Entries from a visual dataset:

-.-.-

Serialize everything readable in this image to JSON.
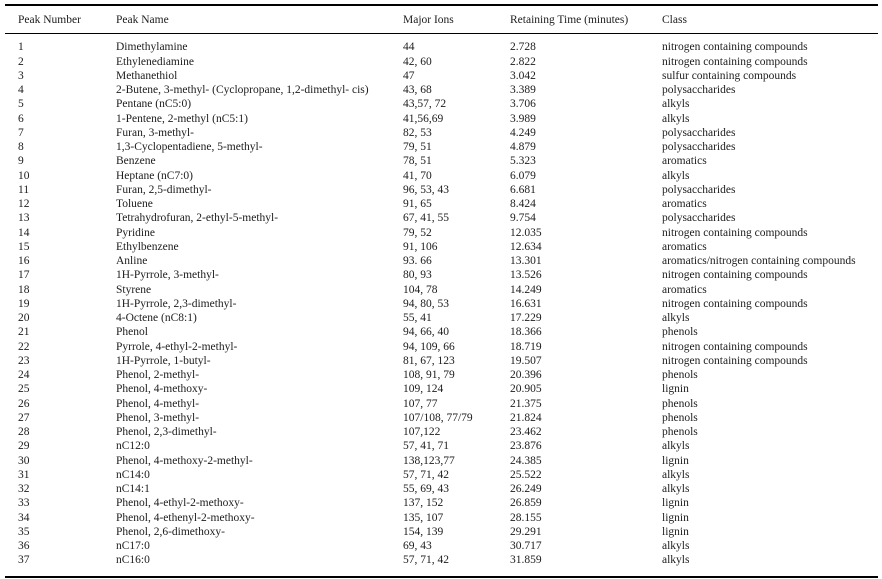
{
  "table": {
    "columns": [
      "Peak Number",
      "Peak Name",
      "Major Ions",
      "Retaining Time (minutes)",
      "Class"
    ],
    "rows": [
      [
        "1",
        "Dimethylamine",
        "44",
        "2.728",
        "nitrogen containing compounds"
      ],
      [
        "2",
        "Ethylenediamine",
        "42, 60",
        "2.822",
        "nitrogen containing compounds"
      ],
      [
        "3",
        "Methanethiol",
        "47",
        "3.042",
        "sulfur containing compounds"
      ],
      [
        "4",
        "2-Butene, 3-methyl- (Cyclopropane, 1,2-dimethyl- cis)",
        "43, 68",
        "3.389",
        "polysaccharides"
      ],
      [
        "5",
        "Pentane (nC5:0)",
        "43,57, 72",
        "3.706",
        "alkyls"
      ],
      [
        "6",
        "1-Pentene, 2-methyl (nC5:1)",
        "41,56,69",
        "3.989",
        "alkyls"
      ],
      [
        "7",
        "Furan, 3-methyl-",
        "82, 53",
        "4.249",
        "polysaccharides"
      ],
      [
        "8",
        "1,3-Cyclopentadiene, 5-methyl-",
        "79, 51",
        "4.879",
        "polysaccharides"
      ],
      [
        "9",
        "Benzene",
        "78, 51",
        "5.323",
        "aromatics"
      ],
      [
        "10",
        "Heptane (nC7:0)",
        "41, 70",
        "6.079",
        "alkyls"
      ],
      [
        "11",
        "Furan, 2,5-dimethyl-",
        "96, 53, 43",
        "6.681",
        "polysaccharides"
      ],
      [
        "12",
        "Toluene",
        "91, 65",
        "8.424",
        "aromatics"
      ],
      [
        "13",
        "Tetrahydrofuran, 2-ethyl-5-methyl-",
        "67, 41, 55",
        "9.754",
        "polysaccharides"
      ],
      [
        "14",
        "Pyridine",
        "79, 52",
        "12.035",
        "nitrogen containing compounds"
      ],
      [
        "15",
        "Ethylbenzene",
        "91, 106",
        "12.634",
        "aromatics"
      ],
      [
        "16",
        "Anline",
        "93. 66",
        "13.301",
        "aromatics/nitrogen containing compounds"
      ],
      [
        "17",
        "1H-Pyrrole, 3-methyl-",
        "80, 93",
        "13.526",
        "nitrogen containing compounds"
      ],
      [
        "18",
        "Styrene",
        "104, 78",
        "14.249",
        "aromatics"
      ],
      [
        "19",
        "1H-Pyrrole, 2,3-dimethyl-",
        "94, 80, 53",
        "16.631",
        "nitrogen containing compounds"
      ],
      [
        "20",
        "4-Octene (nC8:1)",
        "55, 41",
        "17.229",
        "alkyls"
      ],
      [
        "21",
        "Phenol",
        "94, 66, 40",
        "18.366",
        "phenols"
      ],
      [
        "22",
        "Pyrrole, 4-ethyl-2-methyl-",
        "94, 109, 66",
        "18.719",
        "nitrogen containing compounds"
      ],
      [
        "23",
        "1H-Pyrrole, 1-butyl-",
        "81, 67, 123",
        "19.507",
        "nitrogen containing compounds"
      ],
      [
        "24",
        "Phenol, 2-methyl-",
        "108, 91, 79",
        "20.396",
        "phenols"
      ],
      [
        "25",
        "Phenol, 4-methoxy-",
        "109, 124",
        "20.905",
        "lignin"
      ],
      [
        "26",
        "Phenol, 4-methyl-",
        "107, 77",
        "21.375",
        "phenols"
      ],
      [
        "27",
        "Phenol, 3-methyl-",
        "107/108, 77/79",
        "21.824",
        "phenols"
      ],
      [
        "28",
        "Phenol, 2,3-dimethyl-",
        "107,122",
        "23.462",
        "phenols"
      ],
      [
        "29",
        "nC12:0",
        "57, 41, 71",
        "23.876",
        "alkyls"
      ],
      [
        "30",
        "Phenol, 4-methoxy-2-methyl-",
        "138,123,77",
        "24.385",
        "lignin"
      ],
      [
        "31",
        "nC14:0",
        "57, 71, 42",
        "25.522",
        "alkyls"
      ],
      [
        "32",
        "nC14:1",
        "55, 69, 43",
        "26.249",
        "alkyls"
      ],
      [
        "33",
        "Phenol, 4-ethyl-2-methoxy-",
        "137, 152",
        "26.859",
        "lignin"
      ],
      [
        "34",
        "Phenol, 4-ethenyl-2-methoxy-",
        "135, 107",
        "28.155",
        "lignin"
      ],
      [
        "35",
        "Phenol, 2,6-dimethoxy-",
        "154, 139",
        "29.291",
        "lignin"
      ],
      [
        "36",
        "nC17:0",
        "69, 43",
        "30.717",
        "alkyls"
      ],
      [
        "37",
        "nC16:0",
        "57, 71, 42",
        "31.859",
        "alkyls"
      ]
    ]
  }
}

-.-.-

Locate all lines holding the word "Pyrrole", then copy them out.

        "1H-Pyrrole, 3-methyl-",
        "1H-Pyrrole, 2,3-dimethyl-",
        "Pyrrole, 4-ethyl-2-methyl-",
        "1H-Pyrrole, 1-butyl-",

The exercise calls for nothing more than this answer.